Data for the task →
■ ■ ■ ■ ■ ■ ■

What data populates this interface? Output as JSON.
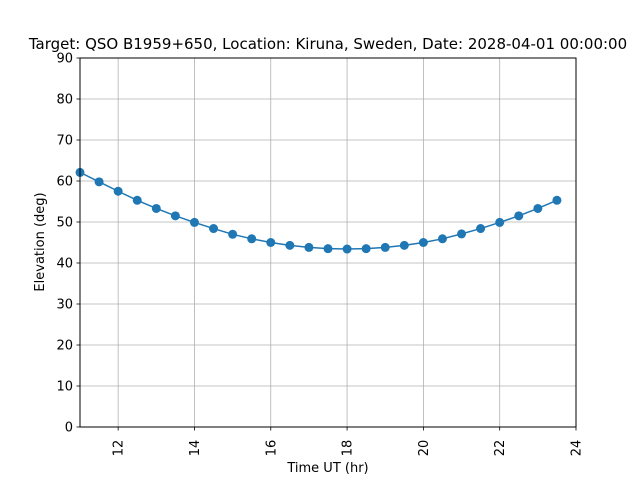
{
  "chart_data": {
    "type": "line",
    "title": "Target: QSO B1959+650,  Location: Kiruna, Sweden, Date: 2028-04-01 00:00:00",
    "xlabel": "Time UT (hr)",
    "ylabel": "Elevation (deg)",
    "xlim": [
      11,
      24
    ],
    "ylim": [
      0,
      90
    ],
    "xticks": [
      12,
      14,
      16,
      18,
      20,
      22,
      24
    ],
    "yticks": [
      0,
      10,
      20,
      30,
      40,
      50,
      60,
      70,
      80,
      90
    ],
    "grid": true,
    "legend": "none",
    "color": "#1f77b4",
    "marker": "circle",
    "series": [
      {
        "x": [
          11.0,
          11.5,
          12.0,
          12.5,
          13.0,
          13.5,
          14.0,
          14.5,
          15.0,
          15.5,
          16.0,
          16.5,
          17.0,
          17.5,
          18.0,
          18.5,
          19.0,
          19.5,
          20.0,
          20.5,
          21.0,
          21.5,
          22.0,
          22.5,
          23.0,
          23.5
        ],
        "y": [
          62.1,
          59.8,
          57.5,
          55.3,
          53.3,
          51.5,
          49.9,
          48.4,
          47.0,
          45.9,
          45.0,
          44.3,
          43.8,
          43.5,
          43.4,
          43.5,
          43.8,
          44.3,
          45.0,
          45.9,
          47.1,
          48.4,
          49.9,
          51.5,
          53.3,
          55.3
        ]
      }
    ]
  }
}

■ ■ ■ ■ ■ ■ ■

Directive →
Your task is an exact transcription of all the data, minus the pictures.

Finished task →
What data populates this interface? Output as JSON.
{
  "chart_data": {
    "type": "line",
    "title": "Target: QSO B1959+650,  Location: Kiruna, Sweden, Date: 2028-04-01 00:00:00",
    "xlabel": "Time UT (hr)",
    "ylabel": "Elevation (deg)",
    "xlim": [
      11,
      24
    ],
    "ylim": [
      0,
      90
    ],
    "xticks": [
      12,
      14,
      16,
      18,
      20,
      22,
      24
    ],
    "yticks": [
      0,
      10,
      20,
      30,
      40,
      50,
      60,
      70,
      80,
      90
    ],
    "grid": true,
    "legend": "none",
    "color": "#1f77b4",
    "marker": "circle",
    "series": [
      {
        "x": [
          11.0,
          11.5,
          12.0,
          12.5,
          13.0,
          13.5,
          14.0,
          14.5,
          15.0,
          15.5,
          16.0,
          16.5,
          17.0,
          17.5,
          18.0,
          18.5,
          19.0,
          19.5,
          20.0,
          20.5,
          21.0,
          21.5,
          22.0,
          22.5,
          23.0,
          23.5
        ],
        "y": [
          62.1,
          59.8,
          57.5,
          55.3,
          53.3,
          51.5,
          49.9,
          48.4,
          47.0,
          45.9,
          45.0,
          44.3,
          43.8,
          43.5,
          43.4,
          43.5,
          43.8,
          44.3,
          45.0,
          45.9,
          47.1,
          48.4,
          49.9,
          51.5,
          53.3,
          55.3
        ]
      }
    ]
  }
}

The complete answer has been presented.